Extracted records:
+---+

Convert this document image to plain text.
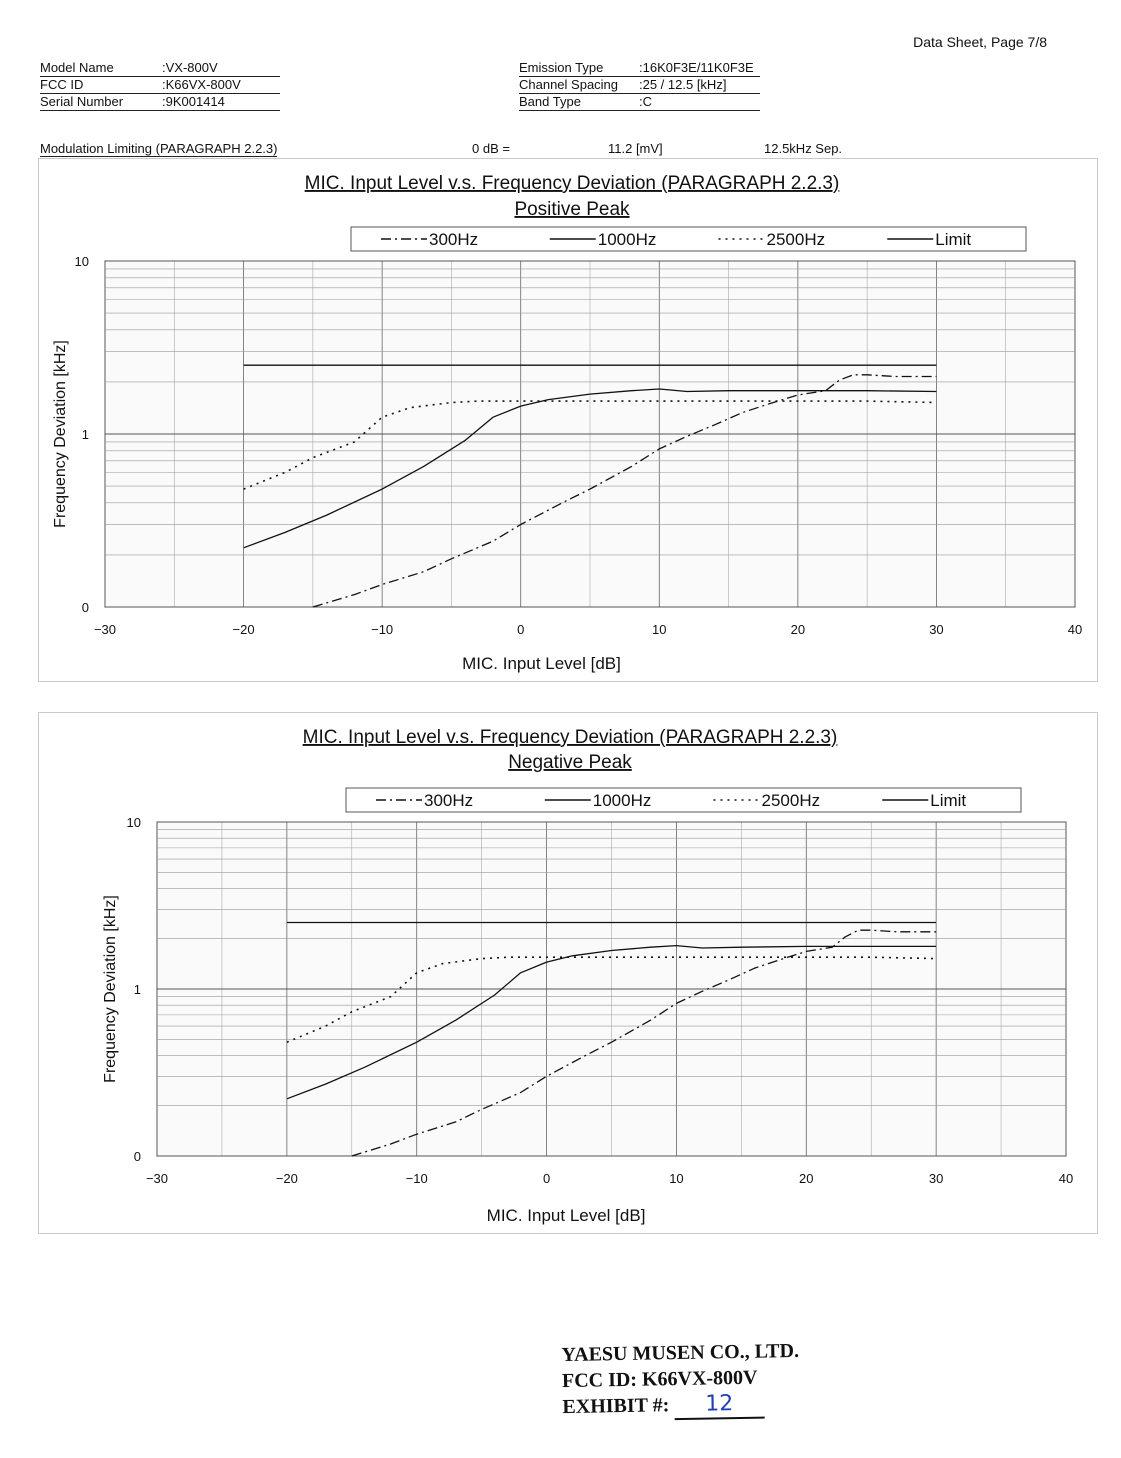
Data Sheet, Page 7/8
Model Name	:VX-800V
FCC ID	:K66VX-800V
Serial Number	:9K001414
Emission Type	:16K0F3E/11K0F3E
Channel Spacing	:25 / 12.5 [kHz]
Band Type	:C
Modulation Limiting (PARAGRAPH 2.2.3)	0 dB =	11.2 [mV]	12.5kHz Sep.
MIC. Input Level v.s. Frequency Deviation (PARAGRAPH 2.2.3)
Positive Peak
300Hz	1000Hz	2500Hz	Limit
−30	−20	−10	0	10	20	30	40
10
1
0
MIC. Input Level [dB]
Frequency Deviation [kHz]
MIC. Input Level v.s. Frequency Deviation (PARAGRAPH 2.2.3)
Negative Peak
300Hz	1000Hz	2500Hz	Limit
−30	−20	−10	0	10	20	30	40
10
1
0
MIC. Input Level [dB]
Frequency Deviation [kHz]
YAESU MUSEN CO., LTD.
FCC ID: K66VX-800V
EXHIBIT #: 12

+---+

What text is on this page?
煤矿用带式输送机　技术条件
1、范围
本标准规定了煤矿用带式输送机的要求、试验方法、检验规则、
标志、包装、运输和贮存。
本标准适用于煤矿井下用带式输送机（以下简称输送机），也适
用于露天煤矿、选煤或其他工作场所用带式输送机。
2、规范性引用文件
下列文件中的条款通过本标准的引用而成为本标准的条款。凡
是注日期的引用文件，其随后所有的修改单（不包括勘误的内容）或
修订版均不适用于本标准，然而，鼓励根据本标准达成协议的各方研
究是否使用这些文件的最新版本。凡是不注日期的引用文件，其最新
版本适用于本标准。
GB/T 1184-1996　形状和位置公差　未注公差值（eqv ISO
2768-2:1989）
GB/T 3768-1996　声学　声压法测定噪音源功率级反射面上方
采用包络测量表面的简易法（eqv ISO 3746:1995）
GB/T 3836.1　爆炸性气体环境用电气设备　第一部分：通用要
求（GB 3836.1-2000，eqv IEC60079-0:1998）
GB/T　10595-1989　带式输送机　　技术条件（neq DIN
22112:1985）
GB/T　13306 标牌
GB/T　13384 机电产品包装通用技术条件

+---+

Count every line in the listing above that holds "text", then report only the count.

The output: 2